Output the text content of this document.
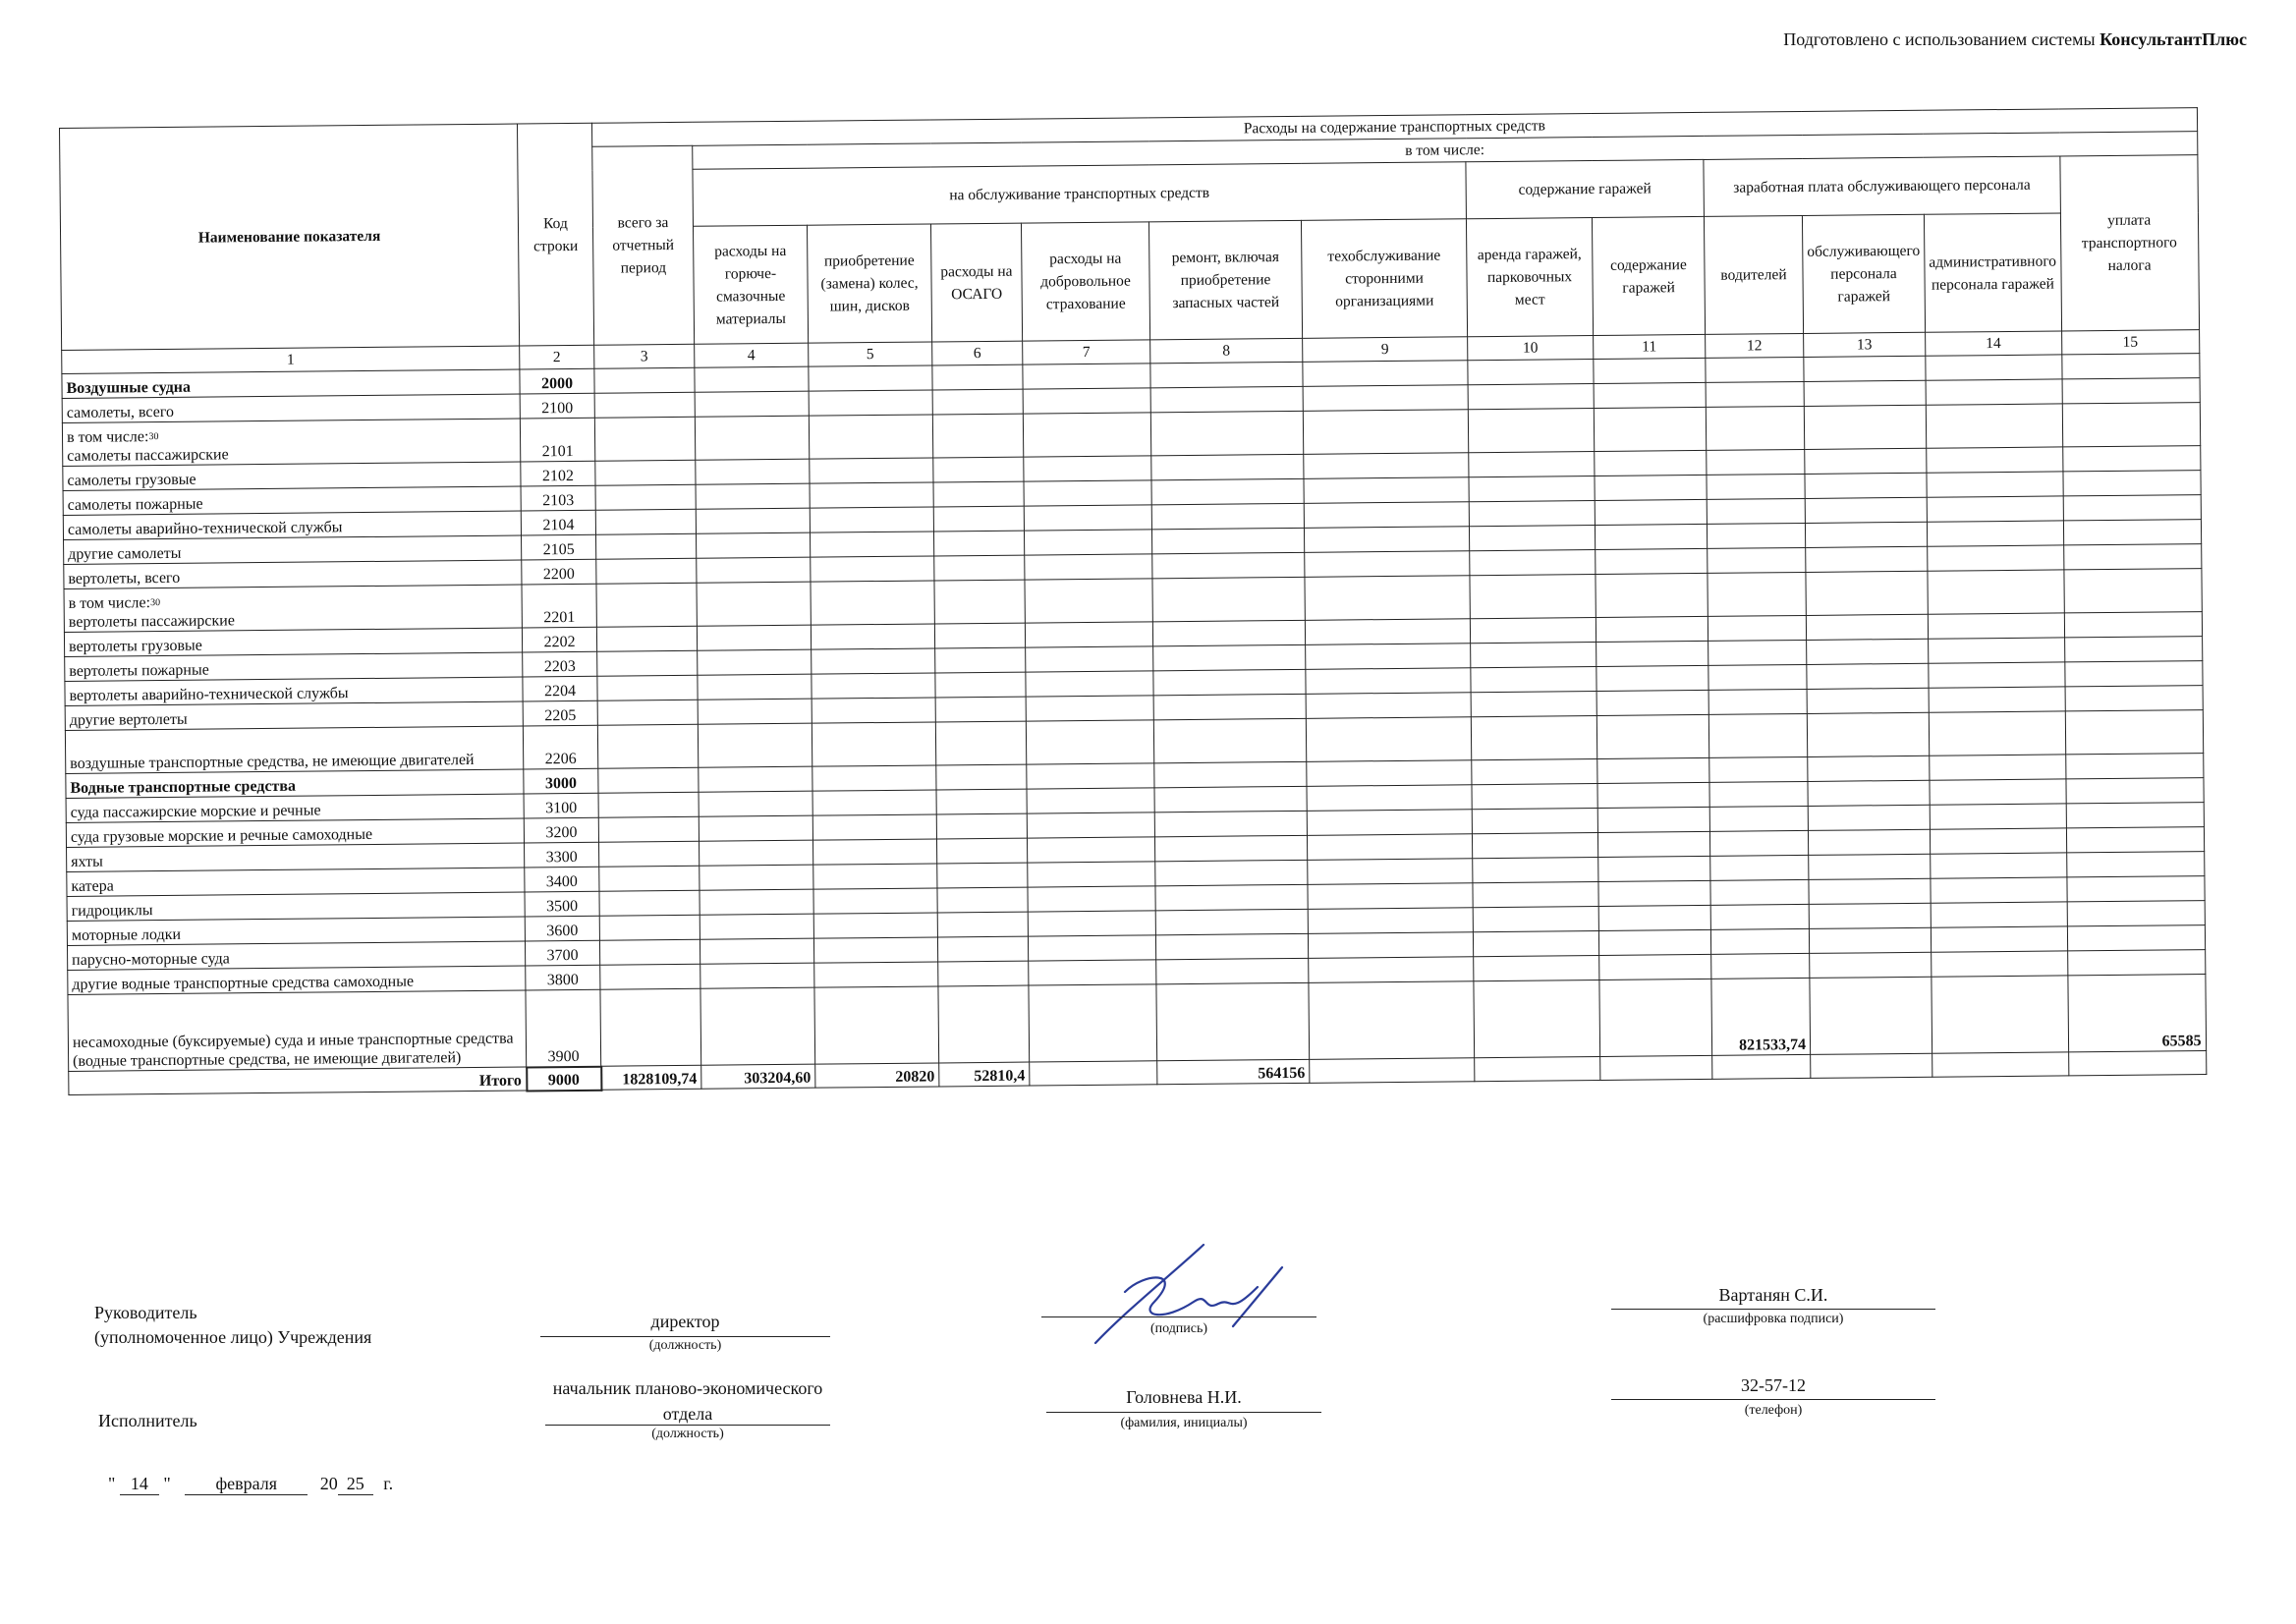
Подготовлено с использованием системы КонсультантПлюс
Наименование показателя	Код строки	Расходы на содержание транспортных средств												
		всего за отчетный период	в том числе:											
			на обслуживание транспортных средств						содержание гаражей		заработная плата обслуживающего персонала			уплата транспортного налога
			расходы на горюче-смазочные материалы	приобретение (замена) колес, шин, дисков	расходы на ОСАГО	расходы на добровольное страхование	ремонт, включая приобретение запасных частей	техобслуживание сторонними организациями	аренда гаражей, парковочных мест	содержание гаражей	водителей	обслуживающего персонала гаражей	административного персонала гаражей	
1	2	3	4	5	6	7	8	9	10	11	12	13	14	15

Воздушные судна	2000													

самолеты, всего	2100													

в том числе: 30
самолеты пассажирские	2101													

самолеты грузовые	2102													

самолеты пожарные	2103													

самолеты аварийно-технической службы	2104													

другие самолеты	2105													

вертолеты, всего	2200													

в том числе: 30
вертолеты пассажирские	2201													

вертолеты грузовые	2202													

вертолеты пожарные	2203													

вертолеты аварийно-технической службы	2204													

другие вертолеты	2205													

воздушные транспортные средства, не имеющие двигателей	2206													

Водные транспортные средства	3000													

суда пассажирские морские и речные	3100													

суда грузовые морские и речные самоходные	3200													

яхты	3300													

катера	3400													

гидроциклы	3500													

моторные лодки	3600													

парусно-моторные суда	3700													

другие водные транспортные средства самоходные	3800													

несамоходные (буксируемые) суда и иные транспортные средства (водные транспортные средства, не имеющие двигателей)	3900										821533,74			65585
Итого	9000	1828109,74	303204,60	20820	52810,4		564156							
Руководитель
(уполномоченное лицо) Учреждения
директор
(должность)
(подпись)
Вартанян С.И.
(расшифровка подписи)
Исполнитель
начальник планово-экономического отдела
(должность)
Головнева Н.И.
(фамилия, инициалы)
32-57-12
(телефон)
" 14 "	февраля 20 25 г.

..............................

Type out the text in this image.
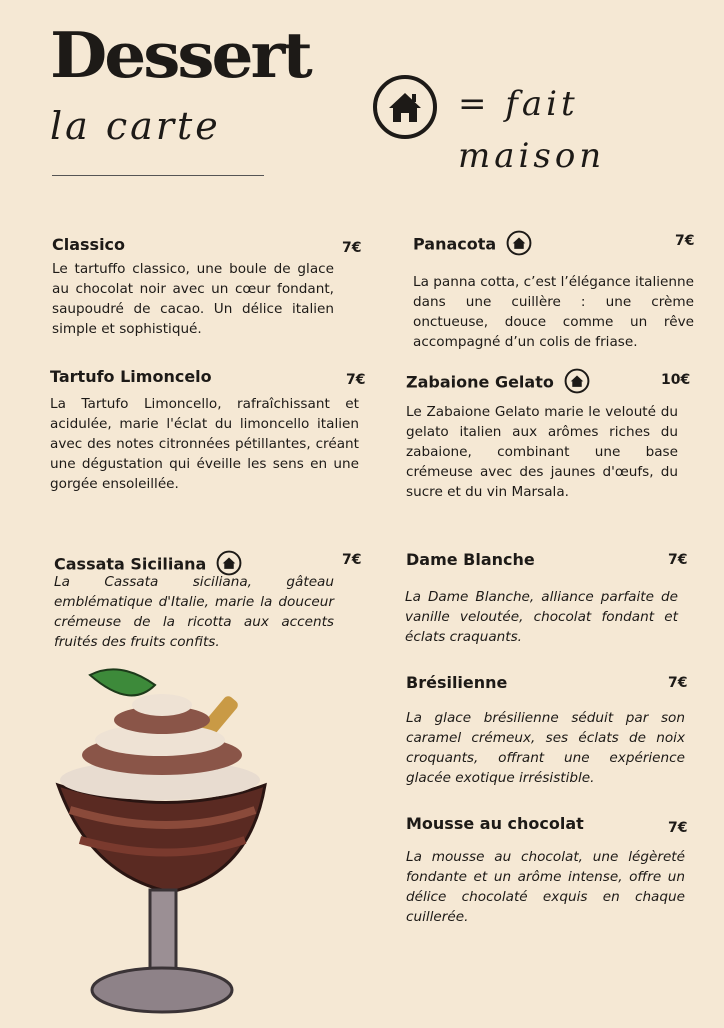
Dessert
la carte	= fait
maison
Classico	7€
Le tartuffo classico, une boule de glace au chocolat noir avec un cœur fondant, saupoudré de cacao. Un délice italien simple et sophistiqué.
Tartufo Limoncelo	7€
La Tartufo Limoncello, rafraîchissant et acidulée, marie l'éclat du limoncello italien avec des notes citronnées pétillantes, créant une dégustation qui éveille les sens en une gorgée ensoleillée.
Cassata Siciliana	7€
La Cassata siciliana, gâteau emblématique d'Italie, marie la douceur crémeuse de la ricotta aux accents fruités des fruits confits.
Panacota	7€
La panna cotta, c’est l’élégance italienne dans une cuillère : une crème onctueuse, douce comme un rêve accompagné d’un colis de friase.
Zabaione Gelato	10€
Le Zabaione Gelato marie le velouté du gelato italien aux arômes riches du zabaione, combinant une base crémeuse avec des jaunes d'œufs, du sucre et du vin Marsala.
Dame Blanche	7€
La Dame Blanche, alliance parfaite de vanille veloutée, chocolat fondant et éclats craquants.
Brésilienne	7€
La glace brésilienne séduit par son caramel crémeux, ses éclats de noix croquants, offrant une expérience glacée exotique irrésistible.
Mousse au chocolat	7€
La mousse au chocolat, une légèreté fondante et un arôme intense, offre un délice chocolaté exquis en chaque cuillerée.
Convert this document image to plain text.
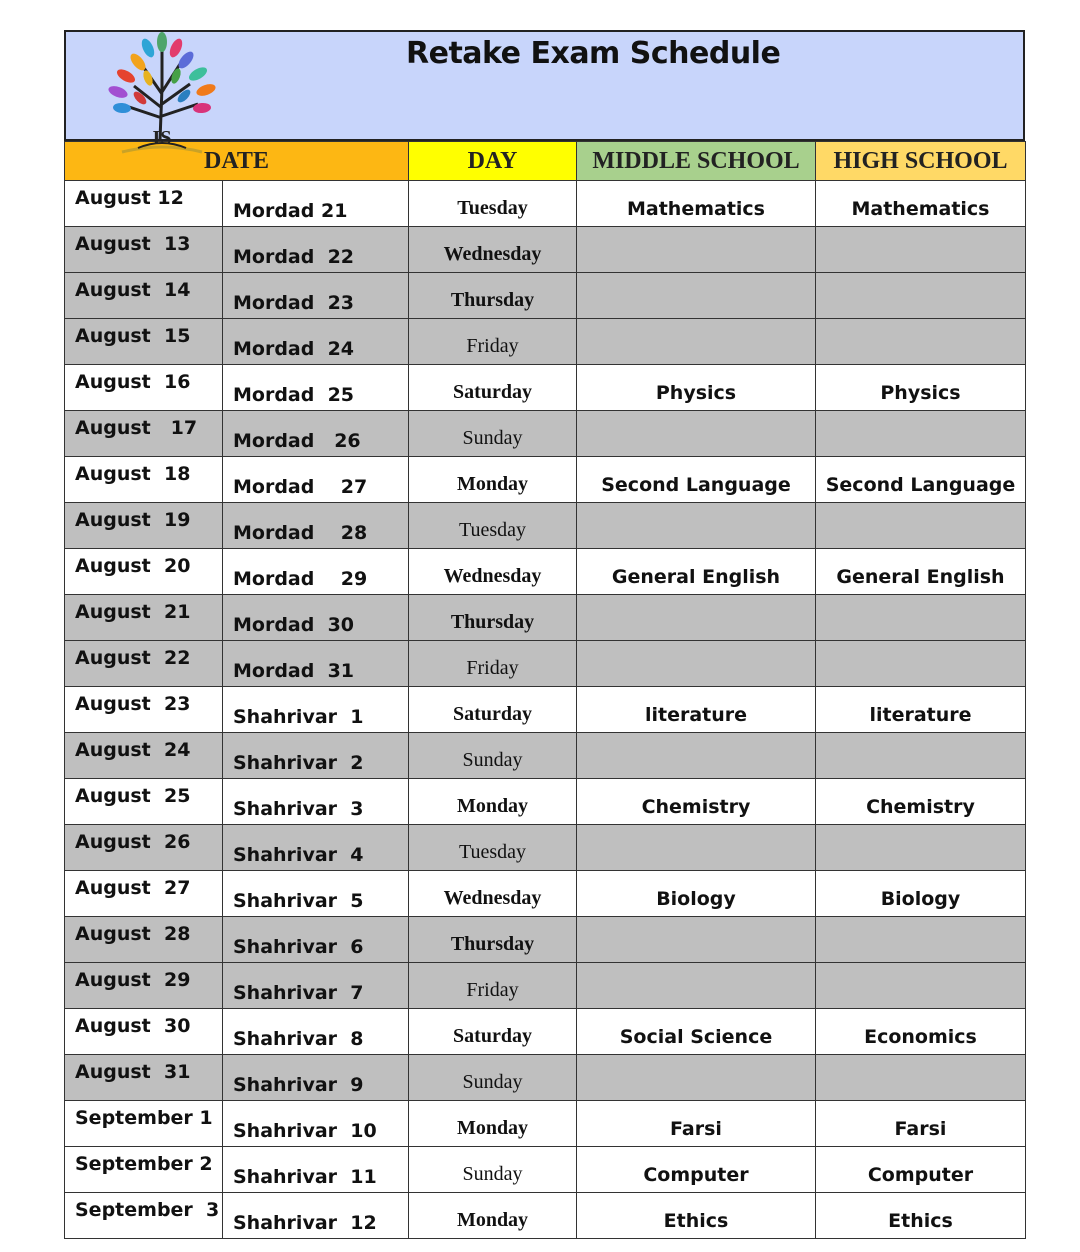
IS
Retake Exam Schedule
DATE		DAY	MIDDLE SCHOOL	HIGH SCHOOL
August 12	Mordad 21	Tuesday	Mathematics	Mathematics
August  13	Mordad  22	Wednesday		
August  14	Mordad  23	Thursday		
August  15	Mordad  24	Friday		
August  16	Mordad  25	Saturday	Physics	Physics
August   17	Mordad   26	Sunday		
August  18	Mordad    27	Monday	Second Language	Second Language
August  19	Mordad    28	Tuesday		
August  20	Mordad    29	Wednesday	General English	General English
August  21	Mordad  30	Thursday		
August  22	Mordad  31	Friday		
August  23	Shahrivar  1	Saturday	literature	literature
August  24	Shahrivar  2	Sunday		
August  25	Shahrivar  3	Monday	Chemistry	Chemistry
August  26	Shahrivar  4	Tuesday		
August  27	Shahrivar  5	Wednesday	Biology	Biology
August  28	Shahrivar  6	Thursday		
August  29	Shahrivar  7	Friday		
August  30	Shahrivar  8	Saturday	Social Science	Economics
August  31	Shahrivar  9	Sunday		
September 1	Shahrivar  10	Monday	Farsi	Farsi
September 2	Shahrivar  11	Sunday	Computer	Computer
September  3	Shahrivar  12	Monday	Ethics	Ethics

..............................

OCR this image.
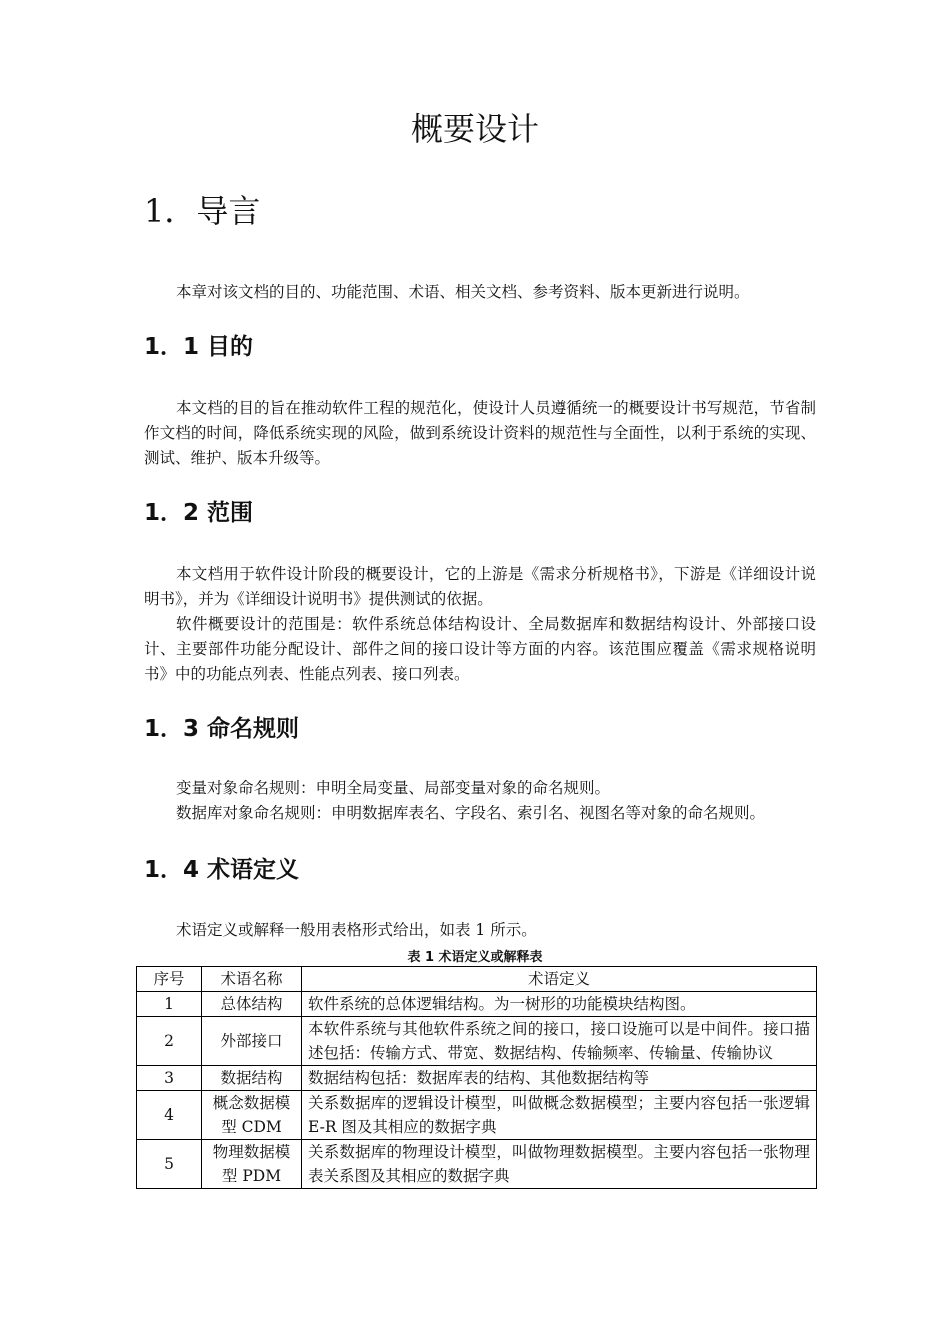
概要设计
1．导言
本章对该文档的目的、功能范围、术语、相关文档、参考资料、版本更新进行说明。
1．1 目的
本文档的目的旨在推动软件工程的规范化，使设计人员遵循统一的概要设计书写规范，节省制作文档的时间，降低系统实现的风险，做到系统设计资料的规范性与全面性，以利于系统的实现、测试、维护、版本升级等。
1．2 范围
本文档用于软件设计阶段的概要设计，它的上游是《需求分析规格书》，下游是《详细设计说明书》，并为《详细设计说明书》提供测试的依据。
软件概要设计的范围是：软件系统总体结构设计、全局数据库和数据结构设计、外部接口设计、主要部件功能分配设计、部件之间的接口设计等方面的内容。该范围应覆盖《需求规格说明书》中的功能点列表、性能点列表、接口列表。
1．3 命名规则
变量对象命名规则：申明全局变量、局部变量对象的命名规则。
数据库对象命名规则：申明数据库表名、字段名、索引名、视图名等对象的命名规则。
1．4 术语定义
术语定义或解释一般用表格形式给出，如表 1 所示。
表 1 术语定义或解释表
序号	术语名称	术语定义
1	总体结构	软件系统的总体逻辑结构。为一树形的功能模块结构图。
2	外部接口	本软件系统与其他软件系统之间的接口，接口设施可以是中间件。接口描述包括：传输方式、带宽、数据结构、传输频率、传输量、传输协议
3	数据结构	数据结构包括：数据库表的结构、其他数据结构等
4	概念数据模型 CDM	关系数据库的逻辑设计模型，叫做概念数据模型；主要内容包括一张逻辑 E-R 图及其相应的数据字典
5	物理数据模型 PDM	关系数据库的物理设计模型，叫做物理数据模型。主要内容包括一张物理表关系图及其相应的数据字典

..............................

• _What the exercise asks_
All lines above containing the string "document" are to be collected.

• _Answer to this exercise_
Output the text content of this document.
Convert this document image to plain text.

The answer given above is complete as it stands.